## EXTRAIT
################

La ville fractale est un autre modèle de polycentrisme, due à l'emboîtement multi-échelle des espaces. Un tissu urbain fractal passe par la notion de répartition de la surface bâtie ou par le principe d'emboîtement d'échelles. Il s'appuie sur la théorie des places centrales de Walter Christaller modifiée par l'introduction de distances non uniformes entre les centres de différents niveaux hiérarchiques (P. Frankhauser, H. Houot, C. Tannier et al., 2007). Le modèle se caractérise par un allongement progressif de la bordure urbaine ; l'existence de grands espaces non bâtis contigus qui pénètrent le cœur du tissu urbain et par la concentration du bâti dans des zones interconnectées par des réseaux de transport. La ville fractale offre des avantages aux niveaux d'accessibilité (P. Frankhauser, 1994).
Le troisième modèle est celui de la ville axiale. Il s'agit des villes qui prennent la forme des «doigts de gants». La ville axiale est une ville polycentrique qui développe des axes de transport en commun le long desquels viennent s'installer les populations. Ceci favorise la mixité sociale. Parmi les villes axiales, on peut citer Berlin et Copenhague.
Ces modèles présentent bien évidemment des avantages en matière d'aménagement. Toutefois, il faut maintenir toujours que certaines limites peuvent surgir alors sur le terrain.
Maroc inutile, quelles solutions ?

################

## CONSIGNE 1
Relevez dans l'extrait ci-dessus les caractéristiques qui définissent le modèle de la ville fractale.
## CONSIGNE 2
Sur quelle théorie le tissu urbain fractal s'appuie-t-il d'après l'extrait ?
## CONSIGNE 3
Expliquez brièvement, s'il vous plaît, pourquoi la ville axiale favorise la mixité sociale selon l'extrait.

## DONNÉES AFFICHÉES
################

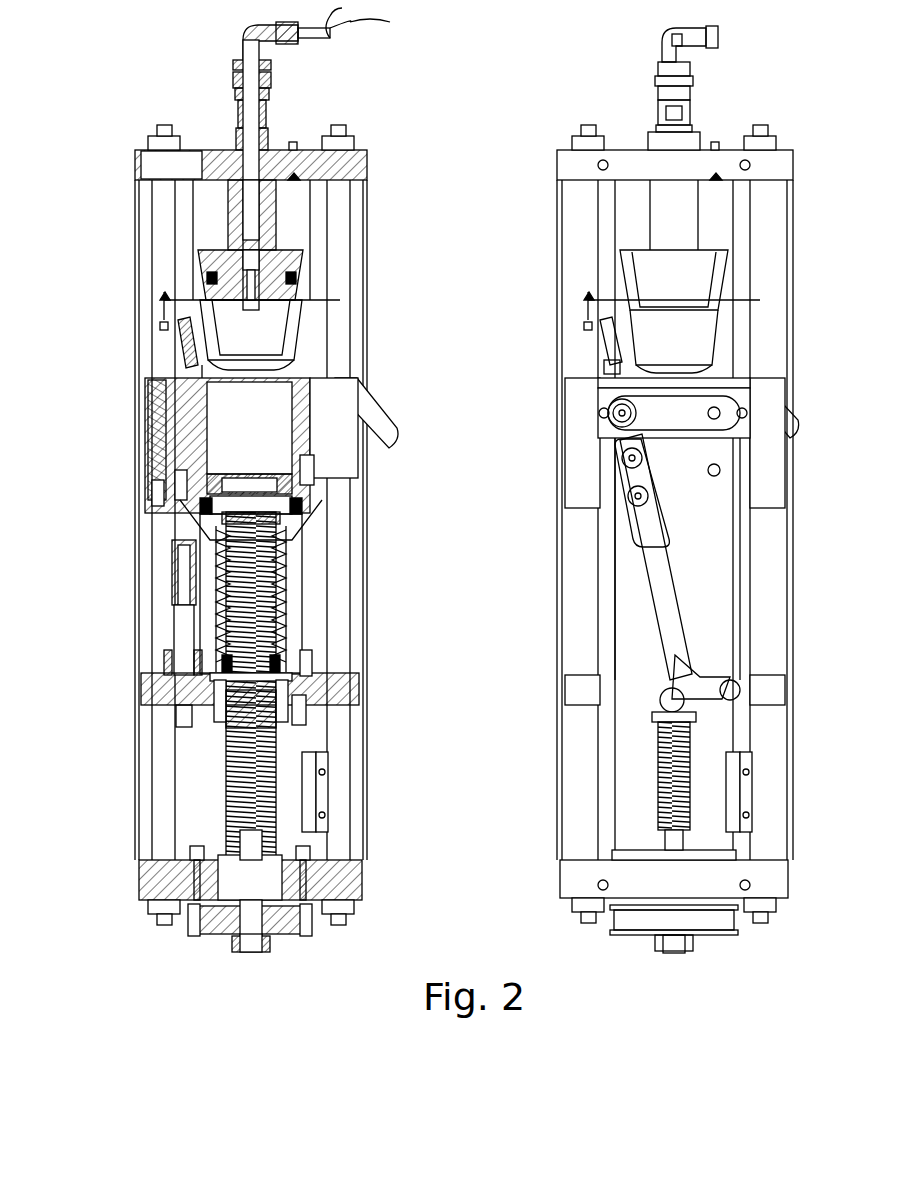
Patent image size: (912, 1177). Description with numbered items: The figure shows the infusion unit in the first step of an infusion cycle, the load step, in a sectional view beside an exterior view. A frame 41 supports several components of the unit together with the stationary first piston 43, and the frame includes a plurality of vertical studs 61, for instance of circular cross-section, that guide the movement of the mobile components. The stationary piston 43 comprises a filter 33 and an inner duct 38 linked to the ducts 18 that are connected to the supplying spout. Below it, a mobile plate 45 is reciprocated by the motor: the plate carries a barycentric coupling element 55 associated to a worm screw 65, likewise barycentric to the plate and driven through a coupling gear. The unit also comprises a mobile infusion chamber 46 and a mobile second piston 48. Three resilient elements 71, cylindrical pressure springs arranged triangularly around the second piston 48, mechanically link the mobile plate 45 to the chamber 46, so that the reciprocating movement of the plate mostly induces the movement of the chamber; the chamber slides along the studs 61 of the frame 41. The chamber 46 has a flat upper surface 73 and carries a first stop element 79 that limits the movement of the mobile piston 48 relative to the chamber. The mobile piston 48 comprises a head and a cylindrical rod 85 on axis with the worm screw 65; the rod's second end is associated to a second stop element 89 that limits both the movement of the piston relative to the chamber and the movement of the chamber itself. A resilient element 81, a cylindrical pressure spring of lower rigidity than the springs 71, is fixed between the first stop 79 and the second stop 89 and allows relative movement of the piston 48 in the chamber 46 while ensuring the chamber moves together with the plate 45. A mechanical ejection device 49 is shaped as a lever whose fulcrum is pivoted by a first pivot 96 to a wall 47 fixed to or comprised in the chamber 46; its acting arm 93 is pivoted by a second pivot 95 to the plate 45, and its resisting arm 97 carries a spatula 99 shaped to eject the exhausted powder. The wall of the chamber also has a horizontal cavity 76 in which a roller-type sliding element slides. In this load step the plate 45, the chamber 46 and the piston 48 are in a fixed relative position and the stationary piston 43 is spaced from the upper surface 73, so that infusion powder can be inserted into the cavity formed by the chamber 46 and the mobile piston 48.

################

## RÉSULTAT 1
- Un allongement progressif de la bordure urbaine
- L'existence de grands espaces non bâtis contigus qui pénètrent le cœur du tissu urbain
- La concentration du bâti dans des zones interconnectées par des réseaux de transport

## RÉSULTAT 2
Il s'appuie sur la théorie des places centrales de Walter Christaller, modifiée par l'introduction de distances non uniformes entre les centres de différents niveaux hiérarchiques.

## RÉSULTAT 3
La ville axiale développe des axes de transport en commun le long desquels les populations viennent s'installer. C'est cette installation le long des axes qui favorise la mixité sociale.